***** ITEMS *****
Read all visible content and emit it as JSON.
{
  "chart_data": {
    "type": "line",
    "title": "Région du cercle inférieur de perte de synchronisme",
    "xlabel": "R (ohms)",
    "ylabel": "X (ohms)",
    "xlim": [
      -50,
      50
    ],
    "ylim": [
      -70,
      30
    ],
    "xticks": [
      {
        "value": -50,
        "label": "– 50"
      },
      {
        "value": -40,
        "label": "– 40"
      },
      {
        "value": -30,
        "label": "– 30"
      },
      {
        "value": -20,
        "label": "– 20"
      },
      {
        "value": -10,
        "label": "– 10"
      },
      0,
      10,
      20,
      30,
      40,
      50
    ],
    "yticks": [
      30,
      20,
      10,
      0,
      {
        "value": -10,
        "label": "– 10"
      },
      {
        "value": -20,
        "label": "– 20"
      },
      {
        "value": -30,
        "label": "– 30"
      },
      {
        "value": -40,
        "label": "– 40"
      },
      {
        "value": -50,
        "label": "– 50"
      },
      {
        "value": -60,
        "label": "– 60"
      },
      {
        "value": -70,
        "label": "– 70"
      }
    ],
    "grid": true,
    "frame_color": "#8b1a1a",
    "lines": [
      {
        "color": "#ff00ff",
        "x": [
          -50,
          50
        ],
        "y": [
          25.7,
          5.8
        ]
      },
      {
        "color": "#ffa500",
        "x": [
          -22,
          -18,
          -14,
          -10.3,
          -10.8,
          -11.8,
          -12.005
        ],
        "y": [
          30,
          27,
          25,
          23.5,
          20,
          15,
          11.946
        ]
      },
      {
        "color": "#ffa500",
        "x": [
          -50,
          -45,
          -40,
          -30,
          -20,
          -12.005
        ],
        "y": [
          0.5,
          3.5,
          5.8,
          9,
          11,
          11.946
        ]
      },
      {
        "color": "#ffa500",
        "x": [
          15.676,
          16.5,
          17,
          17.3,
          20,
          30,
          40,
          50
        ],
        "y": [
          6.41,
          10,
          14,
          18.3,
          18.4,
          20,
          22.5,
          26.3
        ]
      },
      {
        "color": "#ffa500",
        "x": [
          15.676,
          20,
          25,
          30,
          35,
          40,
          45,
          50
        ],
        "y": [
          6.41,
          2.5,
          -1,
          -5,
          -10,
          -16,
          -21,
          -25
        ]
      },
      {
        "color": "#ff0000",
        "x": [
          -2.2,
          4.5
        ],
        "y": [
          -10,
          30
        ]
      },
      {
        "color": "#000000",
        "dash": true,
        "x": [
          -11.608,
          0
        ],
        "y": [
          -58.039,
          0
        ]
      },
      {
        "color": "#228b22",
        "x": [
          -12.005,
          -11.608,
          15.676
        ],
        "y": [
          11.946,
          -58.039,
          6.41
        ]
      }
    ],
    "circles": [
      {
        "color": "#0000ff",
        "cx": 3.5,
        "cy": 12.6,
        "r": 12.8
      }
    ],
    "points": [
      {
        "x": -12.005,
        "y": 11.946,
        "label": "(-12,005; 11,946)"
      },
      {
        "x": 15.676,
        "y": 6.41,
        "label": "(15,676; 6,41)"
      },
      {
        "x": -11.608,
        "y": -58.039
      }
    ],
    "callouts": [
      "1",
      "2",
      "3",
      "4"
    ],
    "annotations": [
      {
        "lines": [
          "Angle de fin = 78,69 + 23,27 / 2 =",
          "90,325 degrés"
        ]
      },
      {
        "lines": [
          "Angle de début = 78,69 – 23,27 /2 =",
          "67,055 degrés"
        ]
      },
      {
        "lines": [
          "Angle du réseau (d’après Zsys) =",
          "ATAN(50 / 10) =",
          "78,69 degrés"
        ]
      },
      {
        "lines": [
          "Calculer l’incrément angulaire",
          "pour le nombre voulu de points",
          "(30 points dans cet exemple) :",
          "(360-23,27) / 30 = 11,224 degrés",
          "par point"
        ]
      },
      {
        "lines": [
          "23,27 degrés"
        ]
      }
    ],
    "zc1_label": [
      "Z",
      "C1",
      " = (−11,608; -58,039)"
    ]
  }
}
*****
_WORK TO DO_: Print out all the entries precisely as written.

_WRITTEN REPLY_:
Read all visible content and emit it as JSON.
{
  "chart_data": {
    "type": "line",
    "title": "Région du cercle inférieur de perte de synchronisme",
    "xlabel": "R (ohms)",
    "ylabel": "X (ohms)",
    "xlim": [
      -50,
      50
    ],
    "ylim": [
      -70,
      30
    ],
    "xticks": [
      {
        "value": -50,
        "label": "– 50"
      },
      {
        "value": -40,
        "label": "– 40"
      },
      {
        "value": -30,
        "label": "– 30"
      },
      {
        "value": -20,
        "label": "– 20"
      },
      {
        "value": -10,
        "label": "– 10"
      },
      0,
      10,
      20,
      30,
      40,
      50
    ],
    "yticks": [
      30,
      20,
      10,
      0,
      {
        "value": -10,
        "label": "– 10"
      },
      {
        "value": -20,
        "label": "– 20"
      },
      {
        "value": -30,
        "label": "– 30"
      },
      {
        "value": -40,
        "label": "– 40"
      },
      {
        "value": -50,
        "label": "– 50"
      },
      {
        "value": -60,
        "label": "– 60"
      },
      {
        "value": -70,
        "label": "– 70"
      }
    ],
    "grid": true,
    "frame_color": "#8b1a1a",
    "lines": [
      {
        "color": "#ff00ff",
        "x": [
          -50,
          50
        ],
        "y": [
          25.7,
          5.8
        ]
      },
      {
        "color": "#ffa500",
        "x": [
          -22,
          -18,
          -14,
          -10.3,
          -10.8,
          -11.8,
          -12.005
        ],
        "y": [
          30,
          27,
          25,
          23.5,
          20,
          15,
          11.946
        ]
      },
      {
        "color": "#ffa500",
        "x": [
          -50,
          -45,
          -40,
          -30,
          -20,
          -12.005
        ],
        "y": [
          0.5,
          3.5,
          5.8,
          9,
          11,
          11.946
        ]
      },
      {
        "color": "#ffa500",
        "x": [
          15.676,
          16.5,
          17,
          17.3,
          20,
          30,
          40,
          50
        ],
        "y": [
          6.41,
          10,
          14,
          18.3,
          18.4,
          20,
          22.5,
          26.3
        ]
      },
      {
        "color": "#ffa500",
        "x": [
          15.676,
          20,
          25,
          30,
          35,
          40,
          45,
          50
        ],
        "y": [
          6.41,
          2.5,
          -1,
          -5,
          -10,
          -16,
          -21,
          -25
        ]
      },
      {
        "color": "#ff0000",
        "x": [
          -2.2,
          4.5
        ],
        "y": [
          -10,
          30
        ]
      },
      {
        "color": "#000000",
        "dash": true,
        "x": [
          -11.608,
          0
        ],
        "y": [
          -58.039,
          0
        ]
      },
      {
        "color": "#228b22",
        "x": [
          -12.005,
          -11.608,
          15.676
        ],
        "y": [
          11.946,
          -58.039,
          6.41
        ]
      }
    ],
    "circles": [
      {
        "color": "#0000ff",
        "cx": 3.5,
        "cy": 12.6,
        "r": 12.8
      }
    ],
    "points": [
      {
        "x": -12.005,
        "y": 11.946,
        "label": "(-12,005; 11,946)"
      },
      {
        "x": 15.676,
        "y": 6.41,
        "label": "(15,676; 6,41)"
      },
      {
        "x": -11.608,
        "y": -58.039
      }
    ],
    "callouts": [
      "1",
      "2",
      "3",
      "4"
    ],
    "annotations": [
      {
        "lines": [
          "Angle de fin = 78,69 + 23,27 / 2 =",
          "90,325 degrés"
        ]
      },
      {
        "lines": [
          "Angle de début = 78,69 – 23,27 /2 =",
          "67,055 degrés"
        ]
      },
      {
        "lines": [
          "Angle du réseau (d’après Zsys) =",
          "ATAN(50 / 10) =",
          "78,69 degrés"
        ]
      },
      {
        "lines": [
          "Calculer l’incrément angulaire",
          "pour le nombre voulu de points",
          "(30 points dans cet exemple) :",
          "(360-23,27) / 30 = 11,224 degrés",
          "par point"
        ]
      },
      {
        "lines": [
          "23,27 degrés"
        ]
      }
    ],
    "zc1_label": [
      "Z",
      "C1",
      " = (−11,608; -58,039)"
    ]
  }
}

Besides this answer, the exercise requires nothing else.